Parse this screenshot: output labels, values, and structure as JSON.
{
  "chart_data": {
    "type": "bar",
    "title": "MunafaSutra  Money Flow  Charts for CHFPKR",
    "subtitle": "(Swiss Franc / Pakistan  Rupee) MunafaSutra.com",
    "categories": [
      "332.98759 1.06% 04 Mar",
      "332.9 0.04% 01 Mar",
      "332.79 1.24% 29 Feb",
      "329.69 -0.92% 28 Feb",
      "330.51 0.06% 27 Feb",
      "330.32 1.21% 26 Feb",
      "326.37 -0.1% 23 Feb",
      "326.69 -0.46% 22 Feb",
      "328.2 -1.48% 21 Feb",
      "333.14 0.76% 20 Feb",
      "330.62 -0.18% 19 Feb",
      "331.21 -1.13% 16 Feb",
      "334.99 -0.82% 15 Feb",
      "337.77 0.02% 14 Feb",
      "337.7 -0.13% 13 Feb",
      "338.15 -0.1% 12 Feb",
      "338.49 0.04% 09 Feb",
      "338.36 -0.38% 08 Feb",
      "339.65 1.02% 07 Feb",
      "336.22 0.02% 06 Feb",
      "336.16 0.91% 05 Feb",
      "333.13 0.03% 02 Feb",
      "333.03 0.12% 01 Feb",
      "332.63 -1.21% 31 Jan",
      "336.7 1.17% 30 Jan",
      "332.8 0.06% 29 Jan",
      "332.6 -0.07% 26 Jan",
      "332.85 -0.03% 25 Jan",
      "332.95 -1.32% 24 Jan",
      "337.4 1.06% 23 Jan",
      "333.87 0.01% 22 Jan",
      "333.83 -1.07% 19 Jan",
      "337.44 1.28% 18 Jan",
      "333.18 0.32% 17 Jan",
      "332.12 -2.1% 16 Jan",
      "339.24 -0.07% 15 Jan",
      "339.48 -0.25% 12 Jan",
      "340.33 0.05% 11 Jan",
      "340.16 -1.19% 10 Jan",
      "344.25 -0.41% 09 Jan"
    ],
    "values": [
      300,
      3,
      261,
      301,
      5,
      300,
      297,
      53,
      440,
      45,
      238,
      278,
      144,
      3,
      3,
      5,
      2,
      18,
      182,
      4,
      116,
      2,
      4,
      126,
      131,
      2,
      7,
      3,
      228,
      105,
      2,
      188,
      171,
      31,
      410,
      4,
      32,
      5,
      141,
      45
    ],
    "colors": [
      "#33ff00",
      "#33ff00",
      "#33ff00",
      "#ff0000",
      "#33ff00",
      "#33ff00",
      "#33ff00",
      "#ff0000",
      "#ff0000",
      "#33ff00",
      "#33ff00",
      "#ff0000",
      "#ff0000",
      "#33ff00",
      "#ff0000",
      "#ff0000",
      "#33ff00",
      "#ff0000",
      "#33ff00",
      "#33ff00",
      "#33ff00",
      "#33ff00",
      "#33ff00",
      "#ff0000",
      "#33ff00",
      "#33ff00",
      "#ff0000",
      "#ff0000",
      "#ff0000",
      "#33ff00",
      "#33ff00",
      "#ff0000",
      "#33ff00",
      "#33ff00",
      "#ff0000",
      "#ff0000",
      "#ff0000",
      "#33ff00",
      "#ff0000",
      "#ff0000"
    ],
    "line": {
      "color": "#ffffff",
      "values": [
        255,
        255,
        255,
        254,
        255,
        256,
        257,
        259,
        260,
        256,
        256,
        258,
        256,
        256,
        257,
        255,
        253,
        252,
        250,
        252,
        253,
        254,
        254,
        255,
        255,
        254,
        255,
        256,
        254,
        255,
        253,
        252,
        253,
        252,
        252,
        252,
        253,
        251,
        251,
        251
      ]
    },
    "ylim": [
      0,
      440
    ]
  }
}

══════

Problem to work on: Out of the records, collect only those lines that contain the string "MunafaSutra".

Written response:
    "title": "MunafaSutra  Money Flow  Charts for CHFPKR",
    "subtitle": "(Swiss Franc / Pakistan  Rupee) MunafaSutra.com",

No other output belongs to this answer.